◆ **Written exercise**
Reproduce each line exactly.

◆ **Input records**
........

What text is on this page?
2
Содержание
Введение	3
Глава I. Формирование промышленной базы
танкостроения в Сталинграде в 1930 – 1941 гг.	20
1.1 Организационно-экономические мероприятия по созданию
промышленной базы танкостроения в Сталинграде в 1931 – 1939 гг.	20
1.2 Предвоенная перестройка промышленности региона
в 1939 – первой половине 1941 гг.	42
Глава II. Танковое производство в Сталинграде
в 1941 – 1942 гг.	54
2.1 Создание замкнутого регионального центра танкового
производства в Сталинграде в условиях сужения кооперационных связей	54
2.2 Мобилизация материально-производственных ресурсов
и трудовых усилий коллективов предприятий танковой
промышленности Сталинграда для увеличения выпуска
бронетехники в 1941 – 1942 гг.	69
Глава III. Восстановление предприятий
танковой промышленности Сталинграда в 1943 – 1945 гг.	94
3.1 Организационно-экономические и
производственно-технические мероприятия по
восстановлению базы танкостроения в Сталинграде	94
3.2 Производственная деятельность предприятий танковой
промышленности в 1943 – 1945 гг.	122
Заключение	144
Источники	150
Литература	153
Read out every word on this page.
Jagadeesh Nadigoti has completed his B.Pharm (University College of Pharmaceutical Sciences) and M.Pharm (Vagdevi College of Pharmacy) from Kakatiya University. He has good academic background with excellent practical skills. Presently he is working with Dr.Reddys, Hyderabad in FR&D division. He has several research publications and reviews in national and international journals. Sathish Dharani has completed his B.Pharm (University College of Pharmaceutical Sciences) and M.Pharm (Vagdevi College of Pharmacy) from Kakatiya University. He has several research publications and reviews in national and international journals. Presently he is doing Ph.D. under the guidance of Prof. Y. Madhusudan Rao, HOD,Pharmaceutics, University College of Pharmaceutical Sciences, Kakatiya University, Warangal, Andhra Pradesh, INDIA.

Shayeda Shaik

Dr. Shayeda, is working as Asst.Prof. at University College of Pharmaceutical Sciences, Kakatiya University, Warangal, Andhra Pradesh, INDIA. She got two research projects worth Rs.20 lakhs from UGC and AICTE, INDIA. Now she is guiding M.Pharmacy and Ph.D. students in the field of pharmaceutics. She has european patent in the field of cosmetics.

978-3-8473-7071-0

........

◆ **Output below**
What text is on this page?
2
Содержание
Введение	3
Глава I. Формирование промышленной базы
танкостроения в Сталинграде в 1930 – 1941 гг.	20
1.1 Организационно-экономические мероприятия по созданию
промышленной базы танкостроения в Сталинграде в 1931 – 1939 гг.	20
1.2 Предвоенная перестройка промышленности региона
в 1939 – первой половине 1941 гг.	42
Глава II. Танковое производство в Сталинграде
в 1941 – 1942 гг.	54
2.1 Создание замкнутого регионального центра танкового
производства в Сталинграде в условиях сужения кооперационных связей	54
2.2 Мобилизация материально-производственных ресурсов
и трудовых усилий коллективов предприятий танковой
промышленности Сталинграда для увеличения выпуска
бронетехники в 1941 – 1942 гг.	69
Глава III. Восстановление предприятий
танковой промышленности Сталинграда в 1943 – 1945 гг.	94
3.1 Организационно-экономические и
производственно-технические мероприятия по
восстановлению базы танкостроения в Сталинграде	94
3.2 Производственная деятельность предприятий танковой
промышленности в 1943 – 1945 гг.	122
Заключение	144
Источники	150
Литература	153
Read out every word on this page.
Jagadeesh Nadigoti has completed his B.Pharm (University College of Pharmaceutical Sciences) and M.Pharm (Vagdevi College of Pharmacy) from Kakatiya University. He has good academic background with excellent practical skills. Presently he is working with Dr.Reddys, Hyderabad in FR&D division. He has several research publications and reviews in national and international journals. Sathish Dharani has completed his B.Pharm (University College of Pharmaceutical Sciences) and M.Pharm (Vagdevi College of Pharmacy) from Kakatiya University. He has several research publications and reviews in national and international journals. Presently he is doing Ph.D. under the guidance of Prof. Y. Madhusudan Rao, HOD,Pharmaceutics, University College of Pharmaceutical Sciences, Kakatiya University, Warangal, Andhra Pradesh, INDIA.

Shayeda Shaik

Dr. Shayeda, is working as Asst.Prof. at University College of Pharmaceutical Sciences, Kakatiya University, Warangal, Andhra Pradesh, INDIA. She got two research projects worth Rs.20 lakhs from UGC and AICTE, INDIA. Now she is guiding M.Pharmacy and Ph.D. students in the field of pharmaceutics. She has european patent in the field of cosmetics.

978-3-8473-7071-0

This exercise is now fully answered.